> Task to complete
Your task is to find every line of the data that holds the string "Pseudomonas" and copy it.

> Source material
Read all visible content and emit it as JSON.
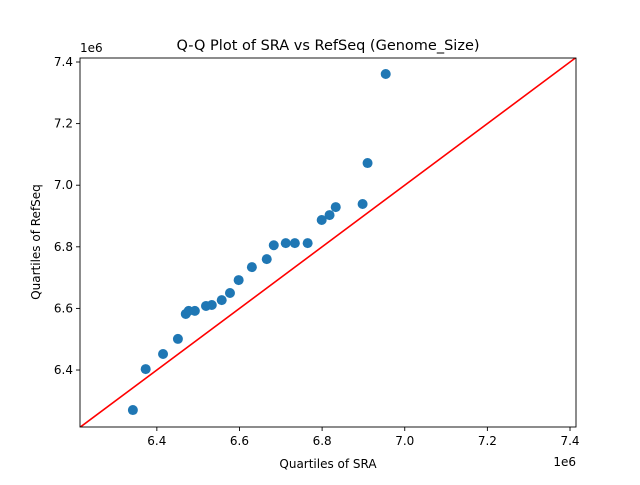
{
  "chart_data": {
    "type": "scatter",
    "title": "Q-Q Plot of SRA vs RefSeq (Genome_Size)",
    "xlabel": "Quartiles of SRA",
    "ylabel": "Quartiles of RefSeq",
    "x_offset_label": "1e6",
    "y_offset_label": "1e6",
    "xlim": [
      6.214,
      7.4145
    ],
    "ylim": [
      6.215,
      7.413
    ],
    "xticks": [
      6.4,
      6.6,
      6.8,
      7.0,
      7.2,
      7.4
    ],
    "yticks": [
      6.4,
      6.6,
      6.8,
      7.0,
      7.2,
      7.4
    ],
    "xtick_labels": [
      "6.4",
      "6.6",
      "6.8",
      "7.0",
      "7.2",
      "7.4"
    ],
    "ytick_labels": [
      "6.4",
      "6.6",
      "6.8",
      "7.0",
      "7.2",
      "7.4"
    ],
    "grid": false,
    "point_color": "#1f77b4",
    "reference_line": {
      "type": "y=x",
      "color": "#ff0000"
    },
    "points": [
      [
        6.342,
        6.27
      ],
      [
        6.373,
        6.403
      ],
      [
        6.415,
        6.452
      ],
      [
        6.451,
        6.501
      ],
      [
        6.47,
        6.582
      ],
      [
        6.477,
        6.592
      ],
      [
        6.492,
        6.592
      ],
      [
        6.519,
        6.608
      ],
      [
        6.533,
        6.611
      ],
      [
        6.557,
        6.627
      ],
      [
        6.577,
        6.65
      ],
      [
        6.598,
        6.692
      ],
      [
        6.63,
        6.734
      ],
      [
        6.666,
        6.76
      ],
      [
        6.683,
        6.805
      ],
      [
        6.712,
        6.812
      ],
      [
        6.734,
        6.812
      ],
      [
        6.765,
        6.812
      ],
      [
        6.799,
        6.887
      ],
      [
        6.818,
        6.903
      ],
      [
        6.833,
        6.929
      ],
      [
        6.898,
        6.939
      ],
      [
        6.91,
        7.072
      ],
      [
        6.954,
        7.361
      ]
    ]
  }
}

* * *

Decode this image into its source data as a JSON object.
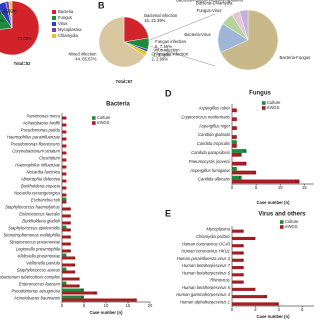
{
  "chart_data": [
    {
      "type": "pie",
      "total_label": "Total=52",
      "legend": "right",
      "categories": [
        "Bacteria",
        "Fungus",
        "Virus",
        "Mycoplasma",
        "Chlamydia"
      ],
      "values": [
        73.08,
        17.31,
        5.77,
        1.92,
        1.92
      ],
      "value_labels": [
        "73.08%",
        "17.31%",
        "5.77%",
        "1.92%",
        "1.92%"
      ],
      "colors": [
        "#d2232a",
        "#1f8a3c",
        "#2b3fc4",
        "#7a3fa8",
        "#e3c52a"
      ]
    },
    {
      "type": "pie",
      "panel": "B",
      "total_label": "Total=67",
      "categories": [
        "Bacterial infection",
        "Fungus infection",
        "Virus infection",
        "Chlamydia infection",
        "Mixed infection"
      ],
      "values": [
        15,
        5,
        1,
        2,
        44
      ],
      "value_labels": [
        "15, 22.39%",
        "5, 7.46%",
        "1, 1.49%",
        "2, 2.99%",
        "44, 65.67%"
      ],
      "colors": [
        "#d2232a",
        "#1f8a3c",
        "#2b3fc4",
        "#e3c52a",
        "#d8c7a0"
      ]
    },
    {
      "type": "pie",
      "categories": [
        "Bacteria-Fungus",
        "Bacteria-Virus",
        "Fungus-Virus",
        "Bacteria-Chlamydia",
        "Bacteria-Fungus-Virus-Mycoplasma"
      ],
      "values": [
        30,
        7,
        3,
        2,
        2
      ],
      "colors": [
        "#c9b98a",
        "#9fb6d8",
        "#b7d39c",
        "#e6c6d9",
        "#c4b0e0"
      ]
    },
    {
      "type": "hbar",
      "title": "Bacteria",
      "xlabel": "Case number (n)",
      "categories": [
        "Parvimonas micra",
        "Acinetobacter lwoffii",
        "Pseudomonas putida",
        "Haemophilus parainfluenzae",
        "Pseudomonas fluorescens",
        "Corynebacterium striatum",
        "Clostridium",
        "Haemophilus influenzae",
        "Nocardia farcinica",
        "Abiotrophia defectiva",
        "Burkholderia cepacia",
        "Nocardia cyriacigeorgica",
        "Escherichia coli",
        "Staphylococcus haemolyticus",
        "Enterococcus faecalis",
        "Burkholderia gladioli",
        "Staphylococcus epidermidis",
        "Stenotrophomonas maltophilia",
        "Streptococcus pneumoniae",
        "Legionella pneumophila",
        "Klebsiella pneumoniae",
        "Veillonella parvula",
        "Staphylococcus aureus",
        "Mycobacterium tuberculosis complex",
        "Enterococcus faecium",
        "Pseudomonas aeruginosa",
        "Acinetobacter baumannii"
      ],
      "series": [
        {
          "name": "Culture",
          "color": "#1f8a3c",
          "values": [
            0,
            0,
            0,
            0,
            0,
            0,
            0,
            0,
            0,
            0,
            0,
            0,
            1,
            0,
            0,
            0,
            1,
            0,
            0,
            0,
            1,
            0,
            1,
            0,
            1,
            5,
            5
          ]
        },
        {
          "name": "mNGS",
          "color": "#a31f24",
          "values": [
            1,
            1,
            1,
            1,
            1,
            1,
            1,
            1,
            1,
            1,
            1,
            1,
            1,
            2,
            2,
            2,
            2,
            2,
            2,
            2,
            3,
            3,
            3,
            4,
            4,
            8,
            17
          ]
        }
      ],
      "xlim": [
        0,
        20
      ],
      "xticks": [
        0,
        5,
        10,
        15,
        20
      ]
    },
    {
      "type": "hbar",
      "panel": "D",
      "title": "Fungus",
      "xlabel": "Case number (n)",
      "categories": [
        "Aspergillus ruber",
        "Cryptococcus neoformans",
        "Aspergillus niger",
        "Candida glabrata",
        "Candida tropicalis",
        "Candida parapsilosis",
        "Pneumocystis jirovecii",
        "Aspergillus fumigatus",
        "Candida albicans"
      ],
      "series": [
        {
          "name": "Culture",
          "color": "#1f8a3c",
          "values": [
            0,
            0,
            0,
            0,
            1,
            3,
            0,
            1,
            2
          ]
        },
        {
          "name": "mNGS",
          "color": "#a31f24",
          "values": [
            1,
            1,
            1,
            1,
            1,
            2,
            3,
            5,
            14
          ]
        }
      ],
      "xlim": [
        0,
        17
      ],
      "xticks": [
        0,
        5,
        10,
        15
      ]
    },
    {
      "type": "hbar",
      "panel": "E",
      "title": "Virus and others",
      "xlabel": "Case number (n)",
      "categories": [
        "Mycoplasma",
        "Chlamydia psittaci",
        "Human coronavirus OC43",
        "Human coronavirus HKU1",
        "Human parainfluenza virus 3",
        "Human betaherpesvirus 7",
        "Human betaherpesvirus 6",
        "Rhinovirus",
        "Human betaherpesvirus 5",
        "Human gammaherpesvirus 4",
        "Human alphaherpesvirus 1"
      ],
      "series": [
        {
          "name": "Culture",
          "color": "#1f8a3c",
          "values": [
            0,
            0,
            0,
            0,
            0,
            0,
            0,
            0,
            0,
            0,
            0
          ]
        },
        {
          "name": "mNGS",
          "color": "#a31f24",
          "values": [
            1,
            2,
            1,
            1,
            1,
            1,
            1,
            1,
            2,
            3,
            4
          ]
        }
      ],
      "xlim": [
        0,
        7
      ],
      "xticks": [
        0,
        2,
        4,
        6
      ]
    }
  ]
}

> Your solution
        "Pseudomonas putida",
        "Pseudomonas fluorescens",
        "Pseudomonas aeruginosa",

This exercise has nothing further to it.